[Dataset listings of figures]
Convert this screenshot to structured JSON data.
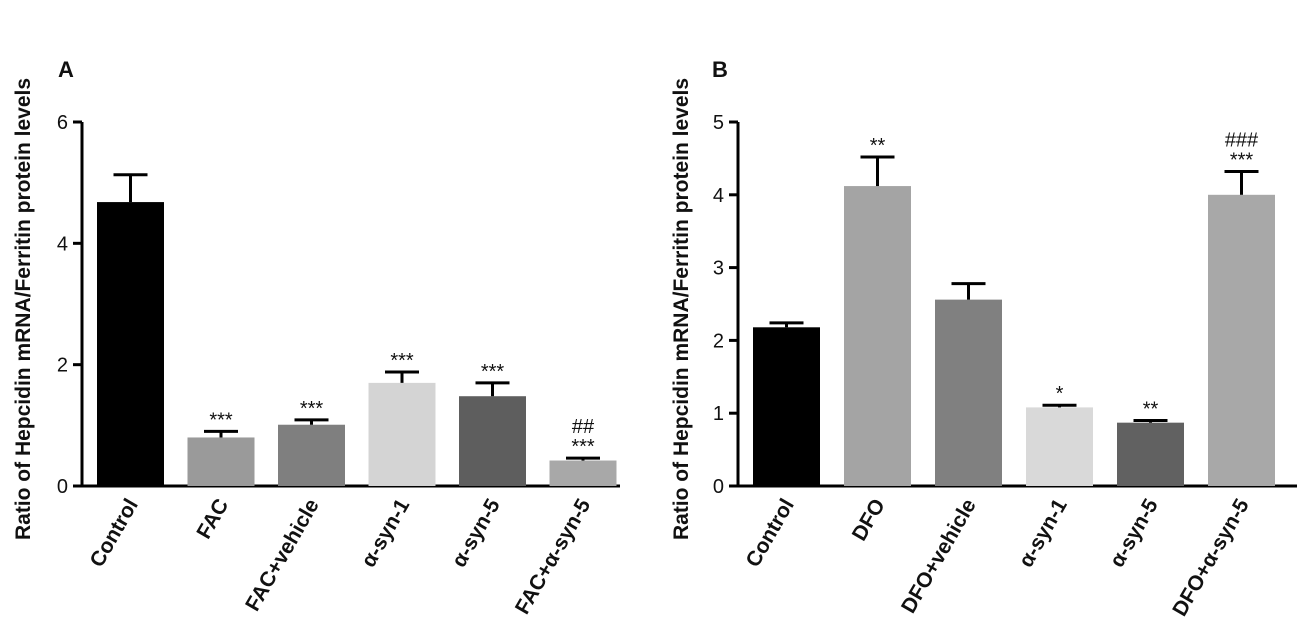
{
  "chart_data": [
    {
      "type": "bar",
      "panel": "A",
      "title": "",
      "ylabel": "Ratio of Hepcidin mRNA/Ferritin protein levels",
      "xlabel": "",
      "ylim": [
        0,
        6
      ],
      "yticks": [
        0,
        2,
        4,
        6
      ],
      "categories": [
        "Control",
        "FAC",
        "FAC+vehicle",
        "α-syn-1",
        "α-syn-5",
        "FAC+α-syn-5"
      ],
      "values": [
        4.68,
        0.8,
        1.01,
        1.7,
        1.48,
        0.42
      ],
      "errors": [
        0.45,
        0.1,
        0.08,
        0.18,
        0.22,
        0.04
      ],
      "colors": [
        "#000000",
        "#9a9a9a",
        "#7f7f7f",
        "#d4d4d4",
        "#5e5e5e",
        "#a8a8a8"
      ],
      "significance": [
        [],
        [
          "***"
        ],
        [
          "***"
        ],
        [
          "***"
        ],
        [
          "***"
        ],
        [
          "***",
          "##"
        ]
      ]
    },
    {
      "type": "bar",
      "panel": "B",
      "title": "",
      "ylabel": "Ratio of Hepcidin mRNA/Ferritin protein levels",
      "xlabel": "",
      "ylim": [
        0,
        5
      ],
      "yticks": [
        0,
        1,
        2,
        3,
        4,
        5
      ],
      "categories": [
        "Control",
        "DFO",
        "DFO+vehicle",
        "α-syn-1",
        "α-syn-5",
        "DFO+α-syn-5"
      ],
      "values": [
        2.18,
        4.12,
        2.56,
        1.08,
        0.87,
        4.0
      ],
      "errors": [
        0.06,
        0.4,
        0.22,
        0.03,
        0.03,
        0.32
      ],
      "colors": [
        "#000000",
        "#a4a4a4",
        "#808080",
        "#d9d9d9",
        "#616161",
        "#a8a8a8"
      ],
      "significance": [
        [],
        [
          "**"
        ],
        [],
        [
          "*"
        ],
        [
          "**"
        ],
        [
          "***",
          "###"
        ]
      ]
    }
  ]
}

== Assignment ==
Although the records include pictures, output only their text, exactly and completely.

== Task output ==
Convert this screenshot to structured JSON data.
{
  "chart_data": [
    {
      "type": "bar",
      "panel": "A",
      "title": "",
      "ylabel": "Ratio of Hepcidin mRNA/Ferritin protein levels",
      "xlabel": "",
      "ylim": [
        0,
        6
      ],
      "yticks": [
        0,
        2,
        4,
        6
      ],
      "categories": [
        "Control",
        "FAC",
        "FAC+vehicle",
        "α-syn-1",
        "α-syn-5",
        "FAC+α-syn-5"
      ],
      "values": [
        4.68,
        0.8,
        1.01,
        1.7,
        1.48,
        0.42
      ],
      "errors": [
        0.45,
        0.1,
        0.08,
        0.18,
        0.22,
        0.04
      ],
      "colors": [
        "#000000",
        "#9a9a9a",
        "#7f7f7f",
        "#d4d4d4",
        "#5e5e5e",
        "#a8a8a8"
      ],
      "significance": [
        [],
        [
          "***"
        ],
        [
          "***"
        ],
        [
          "***"
        ],
        [
          "***"
        ],
        [
          "***",
          "##"
        ]
      ]
    },
    {
      "type": "bar",
      "panel": "B",
      "title": "",
      "ylabel": "Ratio of Hepcidin mRNA/Ferritin protein levels",
      "xlabel": "",
      "ylim": [
        0,
        5
      ],
      "yticks": [
        0,
        1,
        2,
        3,
        4,
        5
      ],
      "categories": [
        "Control",
        "DFO",
        "DFO+vehicle",
        "α-syn-1",
        "α-syn-5",
        "DFO+α-syn-5"
      ],
      "values": [
        2.18,
        4.12,
        2.56,
        1.08,
        0.87,
        4.0
      ],
      "errors": [
        0.06,
        0.4,
        0.22,
        0.03,
        0.03,
        0.32
      ],
      "colors": [
        "#000000",
        "#a4a4a4",
        "#808080",
        "#d9d9d9",
        "#616161",
        "#a8a8a8"
      ],
      "significance": [
        [],
        [
          "**"
        ],
        [],
        [
          "*"
        ],
        [
          "**"
        ],
        [
          "***",
          "###"
        ]
      ]
    }
  ]
}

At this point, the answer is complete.